Exercise Set 05

Technical exercise 1: more on logarithmic transformations

Prove that \[\log_b x = \frac{\log_a x}{\log_a b}\] for \(x>0\) and bases \(a>0\), \(b>0\). Start by letting \(y=\log_b x\) and then re-express this as an equation in terms of a power of \(b\). After that, take logarithms of both sides of that equation with respect to a base (figure out which base) and then apply properties of logarithms to derive what needs to be proved.
Refer to the slides on the logarithmic transformations. Given #1 and Technical Exercise 2 of Exercise Set 3, show why the regression slope of log10NetSales in the linear regression of log10TotalComp on log10NetSales is the same as the regression slope of logNetSales in the linear regression of logTotalComp on logNetSales.

Technical exercise 2: a complication with logarithms

Recall from this slide that comparing logarithms of a variable can approximately be thought of as relative changes of that variable on the original scale. Your task is to get a sense of the resulting approximation error.

Let \(x_1\) and \(x_2\) be the old level and new level of some variable, respectively. Suppose we are considering a comparison between those two levels after a logarithmic transformation, i.e. let \(p=\log x_2-\log x_1\). In other words, the logarithms differ by \(p\). Show that \[\left(e^p-1\right)\times 100\%=\left(\frac{x_2-x_1}{x_1}\right)\times 100\%\] This is an exact value of the relative change.
In contrast, the slides use an approximation of the form: \[p \times 100\% \approx \left(\frac{x_2-x_1}{x_1}\right)\times 100\%\] Create a table containing the exact and approximate relative changes for different values of \(p\) (from 0 to 1). Discuss the severity of the approximation error, if there is any.

Technical exercise 3: applying the formula for \(\widehat{\beta}\)

Your task is to work on showing what \(\widehat{\beta}\) looks like for the special cases found in the slides.

Start from \[\widehat{\beta}=\left(\frac{1}{n}\sum_{t=1}^n X_tX_t^\prime\right)^{-1}\left(\frac{1}{n}\sum_{t=1}^n X_tY_t\right)\] and work on the two special cases. For the first special case, you should show that \(\widehat{\beta}=\overline{Y}\). For the second special case, you should show that along with Technical Exercise 1 of Exercise Set 2, you will have the formulas found here.

Technical exercise 4: where did the formula for \(\widehat{\beta}\) come from?

You are going to be working out the details of regression with only one regressor with an intercept (really, simple linear regression). Let \(Y_t\) be the \(t\)th observation of the regressand. Recall that lm() is OLS and that we are minimizing a sum of squared residuals.

○ ○ ○ ○

Tasks:
- A) Answer these questions about the exercise set text:
(i) In Technical exercise 1, what is \(y\) first set equal to?
(ii) In Technical exercise 2, over what range of values of \(p\) should the table run?
(iii) In Technical exercise 3, what should \(\widehat{\beta}\) be shown to equal in the first special case?
- B) Carry on the exercise set text from the point where it ends.

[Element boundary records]

○ ○ ○ ○

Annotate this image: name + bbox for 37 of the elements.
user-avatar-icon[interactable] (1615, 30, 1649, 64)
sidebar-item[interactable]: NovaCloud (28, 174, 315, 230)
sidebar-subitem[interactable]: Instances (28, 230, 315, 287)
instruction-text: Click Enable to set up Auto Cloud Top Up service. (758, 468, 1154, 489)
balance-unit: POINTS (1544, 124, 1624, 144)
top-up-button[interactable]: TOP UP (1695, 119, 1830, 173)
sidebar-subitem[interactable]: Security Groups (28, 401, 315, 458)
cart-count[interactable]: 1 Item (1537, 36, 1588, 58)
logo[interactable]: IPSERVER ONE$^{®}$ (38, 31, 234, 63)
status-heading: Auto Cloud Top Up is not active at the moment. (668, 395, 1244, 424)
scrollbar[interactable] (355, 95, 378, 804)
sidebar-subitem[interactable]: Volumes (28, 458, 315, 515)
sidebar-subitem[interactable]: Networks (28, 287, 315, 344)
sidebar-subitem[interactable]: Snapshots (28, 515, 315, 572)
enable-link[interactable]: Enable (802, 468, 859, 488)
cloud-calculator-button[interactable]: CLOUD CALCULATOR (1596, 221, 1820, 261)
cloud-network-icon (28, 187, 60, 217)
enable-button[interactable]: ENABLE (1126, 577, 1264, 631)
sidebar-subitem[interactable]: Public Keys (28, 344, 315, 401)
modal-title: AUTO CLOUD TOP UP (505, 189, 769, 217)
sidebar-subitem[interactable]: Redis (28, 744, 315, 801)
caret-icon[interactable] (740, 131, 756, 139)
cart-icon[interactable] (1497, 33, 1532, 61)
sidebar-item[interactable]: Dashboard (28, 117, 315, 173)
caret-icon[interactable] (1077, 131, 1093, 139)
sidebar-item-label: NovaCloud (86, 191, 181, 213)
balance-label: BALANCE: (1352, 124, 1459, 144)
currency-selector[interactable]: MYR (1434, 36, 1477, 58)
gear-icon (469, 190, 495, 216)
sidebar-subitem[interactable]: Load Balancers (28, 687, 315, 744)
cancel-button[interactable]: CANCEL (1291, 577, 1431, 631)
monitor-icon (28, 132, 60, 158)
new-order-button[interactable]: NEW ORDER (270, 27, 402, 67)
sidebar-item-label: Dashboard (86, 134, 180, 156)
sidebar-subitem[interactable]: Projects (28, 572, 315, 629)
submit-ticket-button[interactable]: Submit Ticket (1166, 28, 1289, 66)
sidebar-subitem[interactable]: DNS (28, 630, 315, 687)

○ ○ ○ ○

Answers given:
- A)
(i) \(y=\log_b x\)
(ii) From 0 to 1
(iii) \(\overline{Y}\)

- B)
Since our regression line for this case is just \(\widehat{Y}_t=\widehat{\beta}_0+\widehat{\beta}_1X_{1t}\), where \(\widehat{\beta}_0\) and \(\widehat{\beta}_1\) need to be determined, you should be able to use what you learned in mathematical economics to minimize \[\sum_{t=1}^n \left(Y_t-\widehat{Y}_t\right)^2=\sum_{t=1}^n \left(Y_t-\widehat{\beta}_0-\widehat{\beta}_1X_{1t}\right)^2 \tag{1}\] with respect to both \(\widehat{\beta}_0\) and \(\widehat{\beta}_1\).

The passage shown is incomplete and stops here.